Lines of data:
------------------------------------------------------------
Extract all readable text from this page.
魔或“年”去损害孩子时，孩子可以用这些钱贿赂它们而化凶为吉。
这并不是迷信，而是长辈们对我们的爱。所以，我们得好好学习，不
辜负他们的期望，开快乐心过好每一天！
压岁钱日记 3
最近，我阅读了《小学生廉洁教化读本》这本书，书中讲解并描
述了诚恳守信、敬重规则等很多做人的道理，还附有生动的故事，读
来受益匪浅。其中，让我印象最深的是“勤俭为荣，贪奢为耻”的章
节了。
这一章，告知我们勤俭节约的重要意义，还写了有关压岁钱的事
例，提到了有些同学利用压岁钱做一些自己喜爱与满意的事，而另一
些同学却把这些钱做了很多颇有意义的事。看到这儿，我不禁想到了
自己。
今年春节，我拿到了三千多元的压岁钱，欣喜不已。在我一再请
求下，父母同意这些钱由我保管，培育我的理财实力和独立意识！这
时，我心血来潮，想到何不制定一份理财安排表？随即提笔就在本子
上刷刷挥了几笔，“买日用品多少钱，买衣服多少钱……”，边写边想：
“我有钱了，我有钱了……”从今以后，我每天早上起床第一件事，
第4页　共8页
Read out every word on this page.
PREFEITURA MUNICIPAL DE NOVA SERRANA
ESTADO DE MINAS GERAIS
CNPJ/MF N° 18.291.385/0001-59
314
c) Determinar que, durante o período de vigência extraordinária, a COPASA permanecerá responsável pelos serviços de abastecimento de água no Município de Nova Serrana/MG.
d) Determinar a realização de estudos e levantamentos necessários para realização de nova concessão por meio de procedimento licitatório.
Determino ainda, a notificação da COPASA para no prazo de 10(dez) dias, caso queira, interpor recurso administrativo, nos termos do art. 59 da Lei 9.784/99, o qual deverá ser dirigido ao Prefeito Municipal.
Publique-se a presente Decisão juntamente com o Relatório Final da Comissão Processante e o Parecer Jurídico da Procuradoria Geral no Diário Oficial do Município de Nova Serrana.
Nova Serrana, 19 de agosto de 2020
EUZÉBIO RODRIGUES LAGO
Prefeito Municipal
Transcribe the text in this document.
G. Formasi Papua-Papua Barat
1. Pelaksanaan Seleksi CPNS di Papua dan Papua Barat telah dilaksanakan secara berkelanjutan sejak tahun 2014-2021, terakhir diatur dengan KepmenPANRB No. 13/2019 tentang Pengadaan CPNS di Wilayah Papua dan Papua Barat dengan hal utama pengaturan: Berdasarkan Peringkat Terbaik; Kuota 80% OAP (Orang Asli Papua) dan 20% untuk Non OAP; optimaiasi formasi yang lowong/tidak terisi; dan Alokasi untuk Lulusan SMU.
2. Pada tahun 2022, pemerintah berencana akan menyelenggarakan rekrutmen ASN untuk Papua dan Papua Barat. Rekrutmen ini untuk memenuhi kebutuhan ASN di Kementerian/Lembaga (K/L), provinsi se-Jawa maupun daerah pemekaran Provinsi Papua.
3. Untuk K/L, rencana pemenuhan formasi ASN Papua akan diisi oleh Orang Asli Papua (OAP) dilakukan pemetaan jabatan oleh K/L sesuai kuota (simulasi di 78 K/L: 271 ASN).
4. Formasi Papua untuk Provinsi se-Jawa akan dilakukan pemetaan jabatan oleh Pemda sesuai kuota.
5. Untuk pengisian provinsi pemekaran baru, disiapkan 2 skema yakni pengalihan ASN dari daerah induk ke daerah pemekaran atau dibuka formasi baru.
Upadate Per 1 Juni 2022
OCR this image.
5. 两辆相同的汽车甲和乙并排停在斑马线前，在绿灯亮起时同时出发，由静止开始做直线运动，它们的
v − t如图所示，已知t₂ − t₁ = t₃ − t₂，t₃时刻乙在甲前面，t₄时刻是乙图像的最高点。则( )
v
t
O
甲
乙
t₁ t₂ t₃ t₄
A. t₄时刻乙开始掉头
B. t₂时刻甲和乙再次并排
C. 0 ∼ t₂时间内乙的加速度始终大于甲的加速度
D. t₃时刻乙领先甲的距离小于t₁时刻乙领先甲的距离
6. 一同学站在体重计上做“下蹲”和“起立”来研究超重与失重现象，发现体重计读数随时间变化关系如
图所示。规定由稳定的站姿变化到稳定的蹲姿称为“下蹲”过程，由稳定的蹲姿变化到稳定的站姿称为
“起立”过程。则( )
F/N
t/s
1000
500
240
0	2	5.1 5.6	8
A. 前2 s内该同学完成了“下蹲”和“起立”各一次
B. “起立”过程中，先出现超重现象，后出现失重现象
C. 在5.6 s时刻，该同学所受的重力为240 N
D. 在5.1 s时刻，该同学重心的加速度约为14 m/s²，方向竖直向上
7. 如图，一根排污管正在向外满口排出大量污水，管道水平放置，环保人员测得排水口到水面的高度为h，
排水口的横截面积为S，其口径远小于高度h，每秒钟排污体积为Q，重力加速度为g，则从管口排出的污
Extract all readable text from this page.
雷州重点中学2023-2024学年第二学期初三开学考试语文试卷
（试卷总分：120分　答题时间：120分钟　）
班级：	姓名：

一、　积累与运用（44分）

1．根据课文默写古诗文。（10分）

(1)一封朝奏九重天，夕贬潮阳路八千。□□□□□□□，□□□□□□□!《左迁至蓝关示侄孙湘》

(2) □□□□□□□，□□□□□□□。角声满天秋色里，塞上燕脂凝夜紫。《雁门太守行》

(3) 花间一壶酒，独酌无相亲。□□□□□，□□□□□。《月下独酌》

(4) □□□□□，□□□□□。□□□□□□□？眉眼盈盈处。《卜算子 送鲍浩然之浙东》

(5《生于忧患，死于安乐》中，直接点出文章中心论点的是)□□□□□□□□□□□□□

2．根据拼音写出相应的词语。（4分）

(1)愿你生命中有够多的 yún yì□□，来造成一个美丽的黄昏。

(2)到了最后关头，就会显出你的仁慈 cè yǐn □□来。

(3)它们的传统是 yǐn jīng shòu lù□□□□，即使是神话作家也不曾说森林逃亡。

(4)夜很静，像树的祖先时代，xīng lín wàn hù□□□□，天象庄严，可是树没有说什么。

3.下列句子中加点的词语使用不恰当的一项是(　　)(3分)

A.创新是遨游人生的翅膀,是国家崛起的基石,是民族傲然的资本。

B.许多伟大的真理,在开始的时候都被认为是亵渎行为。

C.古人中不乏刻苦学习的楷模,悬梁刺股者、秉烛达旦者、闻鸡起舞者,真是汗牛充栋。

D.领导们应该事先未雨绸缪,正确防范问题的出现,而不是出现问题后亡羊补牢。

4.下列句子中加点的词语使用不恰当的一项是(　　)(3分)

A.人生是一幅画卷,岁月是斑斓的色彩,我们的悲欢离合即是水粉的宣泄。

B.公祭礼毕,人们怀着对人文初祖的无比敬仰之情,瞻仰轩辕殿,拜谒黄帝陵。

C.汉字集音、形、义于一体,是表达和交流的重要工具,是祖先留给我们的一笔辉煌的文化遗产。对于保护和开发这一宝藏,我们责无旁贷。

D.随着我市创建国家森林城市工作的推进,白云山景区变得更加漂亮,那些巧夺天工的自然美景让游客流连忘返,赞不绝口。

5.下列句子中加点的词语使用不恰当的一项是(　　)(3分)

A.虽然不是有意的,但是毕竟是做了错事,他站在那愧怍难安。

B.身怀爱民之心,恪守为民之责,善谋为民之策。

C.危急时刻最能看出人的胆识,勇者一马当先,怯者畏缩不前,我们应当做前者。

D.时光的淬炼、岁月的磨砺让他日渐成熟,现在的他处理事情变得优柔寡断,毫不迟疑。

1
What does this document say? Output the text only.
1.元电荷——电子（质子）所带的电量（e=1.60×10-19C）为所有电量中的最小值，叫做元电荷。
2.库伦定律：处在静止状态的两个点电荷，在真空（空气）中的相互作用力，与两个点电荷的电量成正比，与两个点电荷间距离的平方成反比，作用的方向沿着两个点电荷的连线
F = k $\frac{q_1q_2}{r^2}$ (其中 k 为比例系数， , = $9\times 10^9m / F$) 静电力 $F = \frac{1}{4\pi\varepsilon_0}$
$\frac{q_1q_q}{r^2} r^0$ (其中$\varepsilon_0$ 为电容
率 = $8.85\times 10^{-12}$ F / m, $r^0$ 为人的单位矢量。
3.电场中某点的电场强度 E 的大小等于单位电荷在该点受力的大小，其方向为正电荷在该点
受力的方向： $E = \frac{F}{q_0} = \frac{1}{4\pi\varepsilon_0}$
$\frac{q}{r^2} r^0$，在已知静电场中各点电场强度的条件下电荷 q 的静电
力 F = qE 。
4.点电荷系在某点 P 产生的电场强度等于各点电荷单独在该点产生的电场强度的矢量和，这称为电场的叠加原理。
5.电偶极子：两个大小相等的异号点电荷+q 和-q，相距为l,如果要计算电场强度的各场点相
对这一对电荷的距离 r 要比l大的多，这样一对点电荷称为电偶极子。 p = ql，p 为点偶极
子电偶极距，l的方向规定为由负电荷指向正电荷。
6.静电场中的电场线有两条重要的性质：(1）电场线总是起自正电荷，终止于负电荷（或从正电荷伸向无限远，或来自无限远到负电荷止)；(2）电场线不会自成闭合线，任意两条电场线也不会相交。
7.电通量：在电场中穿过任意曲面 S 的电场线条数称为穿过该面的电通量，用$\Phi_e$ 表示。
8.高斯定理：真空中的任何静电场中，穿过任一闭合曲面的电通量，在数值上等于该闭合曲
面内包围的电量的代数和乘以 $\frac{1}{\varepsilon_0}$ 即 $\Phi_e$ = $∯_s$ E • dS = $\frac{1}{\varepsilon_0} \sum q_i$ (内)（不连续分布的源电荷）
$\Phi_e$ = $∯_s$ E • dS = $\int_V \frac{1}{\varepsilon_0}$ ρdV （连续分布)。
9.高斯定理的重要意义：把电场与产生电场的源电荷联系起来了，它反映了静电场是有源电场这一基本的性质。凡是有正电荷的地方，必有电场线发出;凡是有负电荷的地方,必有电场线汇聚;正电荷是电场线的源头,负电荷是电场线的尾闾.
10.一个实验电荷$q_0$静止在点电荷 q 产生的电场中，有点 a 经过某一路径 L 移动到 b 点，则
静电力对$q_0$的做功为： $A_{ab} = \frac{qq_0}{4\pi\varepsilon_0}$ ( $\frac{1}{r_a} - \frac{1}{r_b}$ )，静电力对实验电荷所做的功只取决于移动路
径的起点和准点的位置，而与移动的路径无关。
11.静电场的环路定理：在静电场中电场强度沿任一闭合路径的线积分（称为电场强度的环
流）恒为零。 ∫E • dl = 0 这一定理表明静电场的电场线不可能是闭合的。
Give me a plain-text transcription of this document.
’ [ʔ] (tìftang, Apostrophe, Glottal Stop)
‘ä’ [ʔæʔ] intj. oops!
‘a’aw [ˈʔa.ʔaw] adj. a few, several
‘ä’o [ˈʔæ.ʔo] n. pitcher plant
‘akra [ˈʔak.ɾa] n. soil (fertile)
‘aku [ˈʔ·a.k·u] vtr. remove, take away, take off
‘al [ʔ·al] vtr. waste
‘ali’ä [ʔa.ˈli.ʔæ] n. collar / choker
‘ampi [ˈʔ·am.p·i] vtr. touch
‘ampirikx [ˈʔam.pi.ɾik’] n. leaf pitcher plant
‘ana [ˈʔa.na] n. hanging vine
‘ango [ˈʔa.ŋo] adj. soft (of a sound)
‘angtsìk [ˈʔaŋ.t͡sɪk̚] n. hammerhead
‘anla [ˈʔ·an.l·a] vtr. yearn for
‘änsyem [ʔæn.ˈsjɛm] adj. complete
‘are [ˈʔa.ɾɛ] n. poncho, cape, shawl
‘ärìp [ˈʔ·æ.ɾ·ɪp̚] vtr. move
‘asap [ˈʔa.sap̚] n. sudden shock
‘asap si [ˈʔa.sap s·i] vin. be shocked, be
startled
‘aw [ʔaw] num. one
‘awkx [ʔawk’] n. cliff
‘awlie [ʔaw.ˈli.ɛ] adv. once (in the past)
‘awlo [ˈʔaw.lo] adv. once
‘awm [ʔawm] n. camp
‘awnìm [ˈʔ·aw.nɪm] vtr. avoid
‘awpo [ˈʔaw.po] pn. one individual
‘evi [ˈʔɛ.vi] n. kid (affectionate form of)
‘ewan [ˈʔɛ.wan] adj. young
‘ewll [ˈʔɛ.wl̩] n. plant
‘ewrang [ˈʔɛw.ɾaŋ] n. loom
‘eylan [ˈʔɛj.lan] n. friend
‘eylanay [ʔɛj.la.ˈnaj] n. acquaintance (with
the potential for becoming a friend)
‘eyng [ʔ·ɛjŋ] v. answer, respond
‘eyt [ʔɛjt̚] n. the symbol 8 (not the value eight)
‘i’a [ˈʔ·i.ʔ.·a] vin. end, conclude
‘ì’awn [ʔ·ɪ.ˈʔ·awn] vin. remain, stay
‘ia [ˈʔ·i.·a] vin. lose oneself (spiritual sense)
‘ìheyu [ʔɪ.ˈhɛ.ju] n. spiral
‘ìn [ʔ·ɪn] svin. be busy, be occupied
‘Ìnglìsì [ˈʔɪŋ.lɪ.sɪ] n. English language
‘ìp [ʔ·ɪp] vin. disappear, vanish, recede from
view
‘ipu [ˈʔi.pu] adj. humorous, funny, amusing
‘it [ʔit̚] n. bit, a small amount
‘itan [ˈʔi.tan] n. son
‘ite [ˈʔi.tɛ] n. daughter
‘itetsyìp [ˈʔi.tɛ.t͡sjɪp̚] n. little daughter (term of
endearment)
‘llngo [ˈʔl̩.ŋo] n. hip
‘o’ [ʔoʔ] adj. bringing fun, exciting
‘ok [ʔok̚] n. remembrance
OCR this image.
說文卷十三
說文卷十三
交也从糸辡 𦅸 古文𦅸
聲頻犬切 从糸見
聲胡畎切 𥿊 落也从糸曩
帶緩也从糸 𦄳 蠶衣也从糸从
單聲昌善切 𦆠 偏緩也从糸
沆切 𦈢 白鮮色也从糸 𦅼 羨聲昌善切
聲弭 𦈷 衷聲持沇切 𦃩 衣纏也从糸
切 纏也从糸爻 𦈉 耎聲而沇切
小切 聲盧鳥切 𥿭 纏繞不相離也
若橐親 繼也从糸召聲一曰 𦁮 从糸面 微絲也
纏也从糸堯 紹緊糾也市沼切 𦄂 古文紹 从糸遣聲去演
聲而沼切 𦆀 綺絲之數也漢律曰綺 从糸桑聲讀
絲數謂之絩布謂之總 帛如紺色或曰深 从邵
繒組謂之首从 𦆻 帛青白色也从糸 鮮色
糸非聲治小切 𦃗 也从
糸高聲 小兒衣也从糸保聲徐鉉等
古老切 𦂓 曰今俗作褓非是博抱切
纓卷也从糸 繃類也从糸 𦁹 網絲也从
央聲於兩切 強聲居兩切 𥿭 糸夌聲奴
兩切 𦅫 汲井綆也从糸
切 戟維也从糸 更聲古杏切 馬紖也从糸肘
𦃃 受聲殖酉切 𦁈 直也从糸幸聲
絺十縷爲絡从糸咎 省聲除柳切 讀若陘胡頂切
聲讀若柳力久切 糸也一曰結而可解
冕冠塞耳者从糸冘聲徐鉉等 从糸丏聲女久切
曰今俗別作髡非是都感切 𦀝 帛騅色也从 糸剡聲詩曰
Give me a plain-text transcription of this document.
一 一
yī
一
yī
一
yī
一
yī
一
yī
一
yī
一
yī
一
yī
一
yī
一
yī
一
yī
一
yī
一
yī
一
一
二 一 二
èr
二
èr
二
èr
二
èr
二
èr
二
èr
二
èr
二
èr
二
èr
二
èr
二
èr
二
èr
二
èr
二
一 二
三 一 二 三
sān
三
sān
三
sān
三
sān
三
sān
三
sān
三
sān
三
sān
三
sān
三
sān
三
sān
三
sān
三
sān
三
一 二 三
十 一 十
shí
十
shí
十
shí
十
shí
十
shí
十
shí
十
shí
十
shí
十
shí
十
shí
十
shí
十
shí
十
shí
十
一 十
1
------------------------------------------------------------
> [PROBLEM TO WORK ON]
Lines containing the word "pemetaan" are to be counted in the listing; state their number alone.

> [TASK RESULT]
2